Type every record exactly as it appears.

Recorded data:
+++

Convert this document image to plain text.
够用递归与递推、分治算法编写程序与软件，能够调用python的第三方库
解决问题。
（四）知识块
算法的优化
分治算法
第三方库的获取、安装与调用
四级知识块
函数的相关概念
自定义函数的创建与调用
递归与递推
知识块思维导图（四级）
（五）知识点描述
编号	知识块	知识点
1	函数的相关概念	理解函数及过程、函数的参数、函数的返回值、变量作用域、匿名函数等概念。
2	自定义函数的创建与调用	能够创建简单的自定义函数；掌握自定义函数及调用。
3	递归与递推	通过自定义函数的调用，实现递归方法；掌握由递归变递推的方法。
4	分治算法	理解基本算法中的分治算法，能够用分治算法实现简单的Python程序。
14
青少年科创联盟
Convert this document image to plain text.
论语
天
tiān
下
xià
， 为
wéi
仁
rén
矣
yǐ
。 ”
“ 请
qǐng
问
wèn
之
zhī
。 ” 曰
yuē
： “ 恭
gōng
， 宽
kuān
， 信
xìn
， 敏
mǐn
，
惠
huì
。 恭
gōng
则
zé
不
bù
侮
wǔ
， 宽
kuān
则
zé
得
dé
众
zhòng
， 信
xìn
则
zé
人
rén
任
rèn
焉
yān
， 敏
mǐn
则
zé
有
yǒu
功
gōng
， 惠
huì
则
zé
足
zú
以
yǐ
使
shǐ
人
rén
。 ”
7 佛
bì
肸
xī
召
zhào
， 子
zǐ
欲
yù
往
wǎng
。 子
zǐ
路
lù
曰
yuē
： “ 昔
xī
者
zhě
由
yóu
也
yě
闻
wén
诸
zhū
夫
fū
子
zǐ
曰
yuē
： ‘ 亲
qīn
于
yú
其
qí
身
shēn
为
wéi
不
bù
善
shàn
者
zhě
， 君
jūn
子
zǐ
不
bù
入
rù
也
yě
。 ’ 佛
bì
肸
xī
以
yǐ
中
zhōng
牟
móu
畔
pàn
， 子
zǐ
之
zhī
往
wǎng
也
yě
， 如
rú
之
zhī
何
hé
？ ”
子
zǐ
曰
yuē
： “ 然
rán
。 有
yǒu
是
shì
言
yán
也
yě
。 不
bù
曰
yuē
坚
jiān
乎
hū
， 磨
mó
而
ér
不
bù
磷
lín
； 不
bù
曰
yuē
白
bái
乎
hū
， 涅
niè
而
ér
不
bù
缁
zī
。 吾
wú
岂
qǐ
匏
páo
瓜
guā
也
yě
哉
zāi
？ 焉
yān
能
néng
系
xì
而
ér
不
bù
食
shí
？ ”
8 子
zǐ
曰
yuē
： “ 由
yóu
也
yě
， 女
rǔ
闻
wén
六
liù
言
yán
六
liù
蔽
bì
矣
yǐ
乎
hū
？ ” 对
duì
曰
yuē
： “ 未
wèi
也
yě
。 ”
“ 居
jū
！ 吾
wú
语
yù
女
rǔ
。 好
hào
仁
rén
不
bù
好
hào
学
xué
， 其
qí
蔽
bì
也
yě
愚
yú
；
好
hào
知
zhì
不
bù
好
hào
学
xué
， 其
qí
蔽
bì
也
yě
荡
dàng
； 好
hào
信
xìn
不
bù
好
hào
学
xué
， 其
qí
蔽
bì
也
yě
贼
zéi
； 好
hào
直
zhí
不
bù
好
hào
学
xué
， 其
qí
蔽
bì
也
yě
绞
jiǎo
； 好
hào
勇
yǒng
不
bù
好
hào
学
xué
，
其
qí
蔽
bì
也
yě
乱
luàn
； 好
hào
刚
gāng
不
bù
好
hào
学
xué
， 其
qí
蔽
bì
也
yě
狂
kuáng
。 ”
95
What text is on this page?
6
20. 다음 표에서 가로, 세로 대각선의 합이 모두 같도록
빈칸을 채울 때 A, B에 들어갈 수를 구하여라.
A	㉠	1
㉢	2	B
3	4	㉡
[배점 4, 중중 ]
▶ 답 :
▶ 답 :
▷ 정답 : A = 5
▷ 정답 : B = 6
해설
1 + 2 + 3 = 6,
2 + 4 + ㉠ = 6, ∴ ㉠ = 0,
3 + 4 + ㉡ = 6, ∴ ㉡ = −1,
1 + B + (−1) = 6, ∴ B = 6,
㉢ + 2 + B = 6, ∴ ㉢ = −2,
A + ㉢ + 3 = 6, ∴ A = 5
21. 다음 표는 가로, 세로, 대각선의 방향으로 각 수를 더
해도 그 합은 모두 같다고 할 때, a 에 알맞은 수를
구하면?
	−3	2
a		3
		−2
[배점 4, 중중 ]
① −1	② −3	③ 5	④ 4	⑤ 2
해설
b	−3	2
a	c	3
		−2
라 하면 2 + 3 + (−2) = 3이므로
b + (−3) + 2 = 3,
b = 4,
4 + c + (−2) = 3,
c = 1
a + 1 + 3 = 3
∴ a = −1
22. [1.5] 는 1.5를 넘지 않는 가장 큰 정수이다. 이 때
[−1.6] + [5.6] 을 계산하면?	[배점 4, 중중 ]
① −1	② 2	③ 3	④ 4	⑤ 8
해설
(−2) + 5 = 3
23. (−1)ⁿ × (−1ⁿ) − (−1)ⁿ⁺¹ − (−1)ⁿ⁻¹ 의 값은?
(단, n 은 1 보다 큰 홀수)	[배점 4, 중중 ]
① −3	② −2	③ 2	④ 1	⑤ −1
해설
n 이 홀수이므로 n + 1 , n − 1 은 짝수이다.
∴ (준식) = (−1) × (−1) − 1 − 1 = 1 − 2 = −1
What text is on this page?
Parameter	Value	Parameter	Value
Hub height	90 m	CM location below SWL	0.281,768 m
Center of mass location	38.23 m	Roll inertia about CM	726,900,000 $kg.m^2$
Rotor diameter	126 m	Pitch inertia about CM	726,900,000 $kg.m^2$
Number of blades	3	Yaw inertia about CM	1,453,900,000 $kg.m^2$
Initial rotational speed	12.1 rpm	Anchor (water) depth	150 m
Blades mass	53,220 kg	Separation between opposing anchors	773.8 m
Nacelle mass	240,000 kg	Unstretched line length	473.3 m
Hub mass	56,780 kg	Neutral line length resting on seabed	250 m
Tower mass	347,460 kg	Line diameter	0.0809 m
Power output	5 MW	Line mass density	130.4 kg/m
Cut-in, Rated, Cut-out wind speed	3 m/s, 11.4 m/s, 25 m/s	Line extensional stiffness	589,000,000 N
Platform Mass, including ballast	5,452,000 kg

+++

# The reply
Convert this document image to plain text.
够用递归与递推、分治算法编写程序与软件，能够调用python的第三方库
解决问题。
（四）知识块
算法的优化
分治算法
第三方库的获取、安装与调用
四级知识块
函数的相关概念
自定义函数的创建与调用
递归与递推
知识块思维导图（四级）
（五）知识点描述
编号	知识块	知识点
1	函数的相关概念	理解函数及过程、函数的参数、函数的返回值、变量作用域、匿名函数等概念。
2	自定义函数的创建与调用	能够创建简单的自定义函数；掌握自定义函数及调用。
3	递归与递推	通过自定义函数的调用，实现递归方法；掌握由递归变递推的方法。
4	分治算法	理解基本算法中的分治算法，能够用分治算法实现简单的Python程序。
14
青少年科创联盟
Convert this document image to plain text.
论语
天
tiān
下
xià
， 为
wéi
仁
rén
矣
yǐ
。 ”
“ 请
qǐng
问
wèn
之
zhī
。 ” 曰
yuē
： “ 恭
gōng
， 宽
kuān
， 信
xìn
， 敏
mǐn
，
惠
huì
。 恭
gōng
则
zé
不
bù
侮
wǔ
， 宽
kuān
则
zé
得
dé
众
zhòng
， 信
xìn
则
zé
人
rén
任
rèn
焉
yān
， 敏
mǐn
则
zé
有
yǒu
功
gōng
， 惠
huì
则
zé
足
zú
以
yǐ
使
shǐ
人
rén
。 ”
7 佛
bì
肸
xī
召
zhào
， 子
zǐ
欲
yù
往
wǎng
。 子
zǐ
路
lù
曰
yuē
： “ 昔
xī
者
zhě
由
yóu
也
yě
闻
wén
诸
zhū
夫
fū
子
zǐ
曰
yuē
： ‘ 亲
qīn
于
yú
其
qí
身
shēn
为
wéi
不
bù
善
shàn
者
zhě
， 君
jūn
子
zǐ
不
bù
入
rù
也
yě
。 ’ 佛
bì
肸
xī
以
yǐ
中
zhōng
牟
móu
畔
pàn
， 子
zǐ
之
zhī
往
wǎng
也
yě
， 如
rú
之
zhī
何
hé
？ ”
子
zǐ
曰
yuē
： “ 然
rán
。 有
yǒu
是
shì
言
yán
也
yě
。 不
bù
曰
yuē
坚
jiān
乎
hū
， 磨
mó
而
ér
不
bù
磷
lín
； 不
bù
曰
yuē
白
bái
乎
hū
， 涅
niè
而
ér
不
bù
缁
zī
。 吾
wú
岂
qǐ
匏
páo
瓜
guā
也
yě
哉
zāi
？ 焉
yān
能
néng
系
xì
而
ér
不
bù
食
shí
？ ”
8 子
zǐ
曰
yuē
： “ 由
yóu
也
yě
， 女
rǔ
闻
wén
六
liù
言
yán
六
liù
蔽
bì
矣
yǐ
乎
hū
？ ” 对
duì
曰
yuē
： “ 未
wèi
也
yě
。 ”
“ 居
jū
！ 吾
wú
语
yù
女
rǔ
。 好
hào
仁
rén
不
bù
好
hào
学
xué
， 其
qí
蔽
bì
也
yě
愚
yú
；
好
hào
知
zhì
不
bù
好
hào
学
xué
， 其
qí
蔽
bì
也
yě
荡
dàng
； 好
hào
信
xìn
不
bù
好
hào
学
xué
， 其
qí
蔽
bì
也
yě
贼
zéi
； 好
hào
直
zhí
不
bù
好
hào
学
xué
， 其
qí
蔽
bì
也
yě
绞
jiǎo
； 好
hào
勇
yǒng
不
bù
好
hào
学
xué
，
其
qí
蔽
bì
也
yě
乱
luàn
； 好
hào
刚
gāng
不
bù
好
hào
学
xué
， 其
qí
蔽
bì
也
yě
狂
kuáng
。 ”
95
What text is on this page?
6
20. 다음 표에서 가로, 세로 대각선의 합이 모두 같도록
빈칸을 채울 때 A, B에 들어갈 수를 구하여라.
A	㉠	1
㉢	2	B
3	4	㉡
[배점 4, 중중 ]
▶ 답 :
▶ 답 :
▷ 정답 : A = 5
▷ 정답 : B = 6
해설
1 + 2 + 3 = 6,
2 + 4 + ㉠ = 6, ∴ ㉠ = 0,
3 + 4 + ㉡ = 6, ∴ ㉡ = −1,
1 + B + (−1) = 6, ∴ B = 6,
㉢ + 2 + B = 6, ∴ ㉢ = −2,
A + ㉢ + 3 = 6, ∴ A = 5
21. 다음 표는 가로, 세로, 대각선의 방향으로 각 수를 더
해도 그 합은 모두 같다고 할 때, a 에 알맞은 수를
구하면?
	−3	2
a		3
		−2
[배점 4, 중중 ]
① −1	② −3	③ 5	④ 4	⑤ 2
해설
b	−3	2
a	c	3
		−2
라 하면 2 + 3 + (−2) = 3이므로
b + (−3) + 2 = 3,
b = 4,
4 + c + (−2) = 3,
c = 1
a + 1 + 3 = 3
∴ a = −1
22. [1.5] 는 1.5를 넘지 않는 가장 큰 정수이다. 이 때
[−1.6] + [5.6] 을 계산하면?	[배점 4, 중중 ]
① −1	② 2	③ 3	④ 4	⑤ 8
해설
(−2) + 5 = 3
23. (−1)ⁿ × (−1ⁿ) − (−1)ⁿ⁺¹ − (−1)ⁿ⁻¹ 의 값은?
(단, n 은 1 보다 큰 홀수)	[배점 4, 중중 ]
① −3	② −2	③ 2	④ 1	⑤ −1
해설
n 이 홀수이므로 n + 1 , n − 1 은 짝수이다.
∴ (준식) = (−1) × (−1) − 1 − 1 = 1 − 2 = −1
What text is on this page?
Parameter	Value	Parameter	Value
Hub height	90 m	CM location below SWL	0.281,768 m
Center of mass location	38.23 m	Roll inertia about CM	726,900,000 $kg.m^2$
Rotor diameter	126 m	Pitch inertia about CM	726,900,000 $kg.m^2$
Number of blades	3	Yaw inertia about CM	1,453,900,000 $kg.m^2$
Initial rotational speed	12.1 rpm	Anchor (water) depth	150 m
Blades mass	53,220 kg	Separation between opposing anchors	773.8 m
Nacelle mass	240,000 kg	Unstretched line length	473.3 m
Hub mass	56,780 kg	Neutral line length resting on seabed	250 m
Tower mass	347,460 kg	Line diameter	0.0809 m
Power output	5 MW	Line mass density	130.4 kg/m
Cut-in, Rated, Cut-out wind speed	3 m/s, 11.4 m/s, 25 m/s	Line extensional stiffness	589,000,000 N
Platform Mass, including ballast	5,452,000 kg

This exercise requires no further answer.